**文書抜粋:**
────────────────────────────────────────
ダンプたち55年組の中で、出生頭、期待の新人たちです。
--------------------
メーンイベントの試合を 観戦するのも女子プロレスの魅力だけど、新人選手たちの育っていく姿を見守っ ていくことも楽しいことだよ。今月の女子プロレス新聞はそんな卵たちに注目!!
苦しいけれど努力あるのみ
●ジャッキーと新人選手大座談会
新人にとっては一生忘れられない試合であるデビュー戦を、 5 月10日、大宮スケートセンターで飾った女子プロレスラーの 卵たち。今月は半年ほど先輩である高橋三奈選手とともに、彼女たちの目標とする選手であるジャッキー佐藤選手に果敢にア タック、大おしゃべり大会を開いてもらった。
ジャッキー デビュー戦どうだった? おつかれさま。
師玉 もうなにがナンだかわか らなくなって......。
奥村 終わってホッとしてるん です。
高橋 川崎球場で行われた私のデビュー戦の時も、もう無我夢 中、試合が終わってホッとした のを覚えてるわ。
ジャッキー 私はマキちゃんと だったけれど、もう何も見えないし、何も聞こえないヒドイも
んだったよ。結果は引き分け。
伊藤 練習の時はもうチョット戦えると思ったんですけど。
ジャッキー 今までどんな練習をしてきたの?
────────────────────────────────────────
**記録データ:**
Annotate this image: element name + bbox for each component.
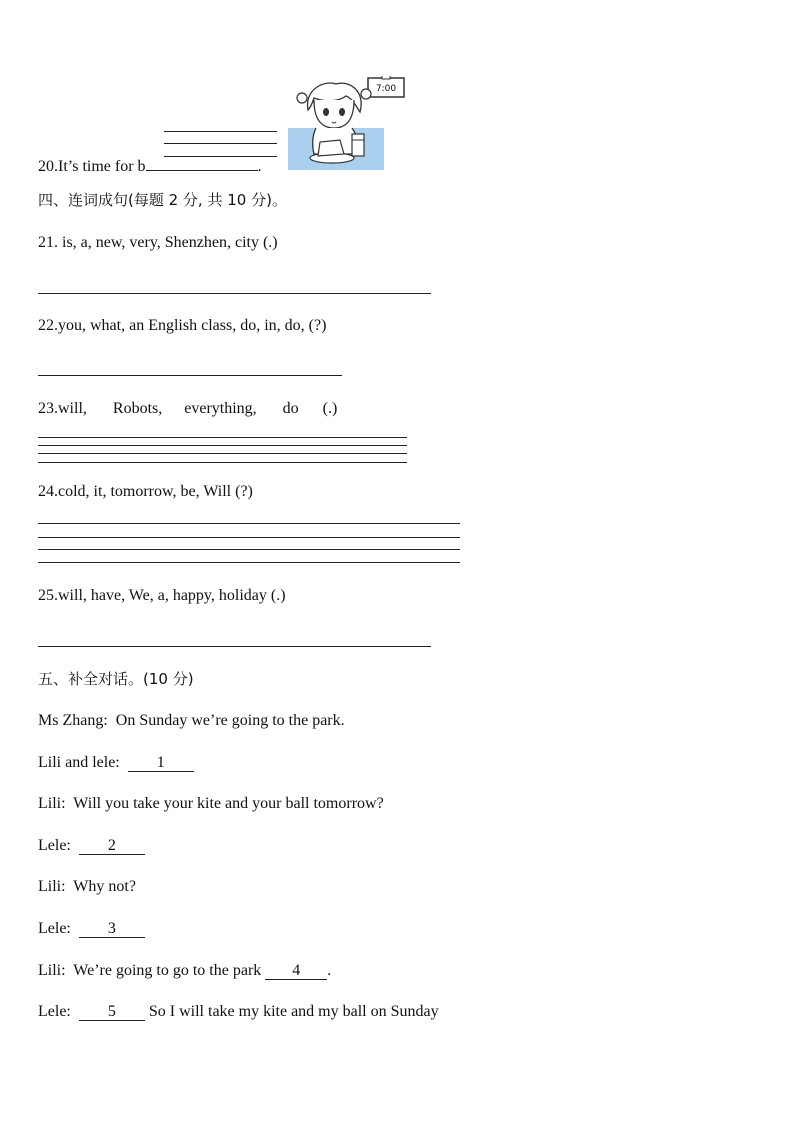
────────────────────────────────────────
**必須課題:**
a) 女子プロレス新人座談会の記事のうち、「ダンプたち55年組の中で、出生頭、期待の新人たちです。」から「ジャッキー 今までどんな練習をしてきたの?」までの部分を一字一句たがえずに書き写してください。
b) 女子プロレス新人座談会の記事を、最後に示された文の後から書き継いでください。
記録データは、女子プロレス新人座談会の記事とは別個の資料です。

**課題別出力:**
a)
ダンプたち55年組の中で、出生頭、期待の新人たちです。
--------------------
メーンイベントの試合を 観戦するのも女子プロレスの魅力だけど、新人選手たちの育っていく姿を見守っ ていくことも楽しいことだよ。今月の女子プロレス新聞はそんな卵たちに注目!!
苦しいけれど努力あるのみ
●ジャッキーと新人選手大座談会
新人にとっては一生忘れられない試合であるデビュー戦を、 5 月10日、大宮スケートセンターで飾った女子プロレスラーの 卵たち。今月は半年ほど先輩である高橋三奈選手とともに、彼女たちの目標とする選手であるジャッキー佐藤選手に果敢にア タック、大おしゃべり大会を開いてもらった。
ジャッキー デビュー戦どうだった? おつかれさま。
師玉 もうなにがナンだかわか らなくなって......。
奥村 終わってホッとしてるん です。
高橋 川崎球場で行われた私のデビュー戦の時も、もう無我夢 中、試合が終わってホッとした のを覚えてるわ。
ジャッキー 私はマキちゃんと だったけれど、もう何も見えないし、何も聞こえないヒドイも
んだったよ。結果は引き分け。
伊藤 練習の時はもうチョット戦えると思ったんですけど。
ジャッキー 今までどんな練習をしてきたの?

b)
伊藤 腕立てふせに腹筋、なわ跳びに受身、 シャドウなど、毎日午前2時間、 午後3時間とやってるんです。
ジャッキー 単調で大変でしょうけど、頑張ら なくっちゃダメよ。
北村 ハイ。
師玉 旅に行くとジャッキーさ ん達がコーチしてくれますけど、道場ではチョット甘えちゃって
奥村 一人とり残されていくみたいで・・・・・・ネッ。
ジャッキー あせっちゃダメだよ。その人その人の個人差はあ るんだから、練習の成果は必ず身を結ぶと信じて、プロレスが 好きだったら、努力あるのみ。
全員 ハーイ。
ジャッキー 欲をもって人の倍の練習をしなくちゃダメ。さあ 息ついたら練習をしましょう
全員 お願いします。
--------------------
このときのインタビューは、ジャッキー佐藤の他、55年組の奥村ひとみ、伊藤浩江、師玉美代子、北村智子(ライオネス飛鳥)となっています。
すでにスター候補は、ジャッキー佐藤とインタビューをしています。
一方で、松本とユウは、この大宮スケートセンターで2度目のプロテストをしており、そこでさらに落ちて、ダンベル100回上げたら無理やり合格という道を辿っていたと思います。
ここですでに期待の新人と、期待されない新人で分かれてしまい、期待されない新人は特にイジメの対象となってしまったようです。
もしここでジャッキー佐藤と松本がインタビューしていたら、松本は大喜びと緊張で「ハイ、ハイ」っていうのが精一杯になっていたかもしれませんね(^^)
このあたり、ダンプの本に記載ありますので引用してみます。
「おかあちゃん」より-------------
女子プロレスの寮は、事務所のビルの屋上に建てられたプレハブ造りの建物の中だった。そこに、わたしたち新人は、六人相部屋で暮らすことになった。生涯のライバル、長与千種、大森ゆかりらも同期でいた。
翌日から、練習が始まった。正直、練習はきつかった。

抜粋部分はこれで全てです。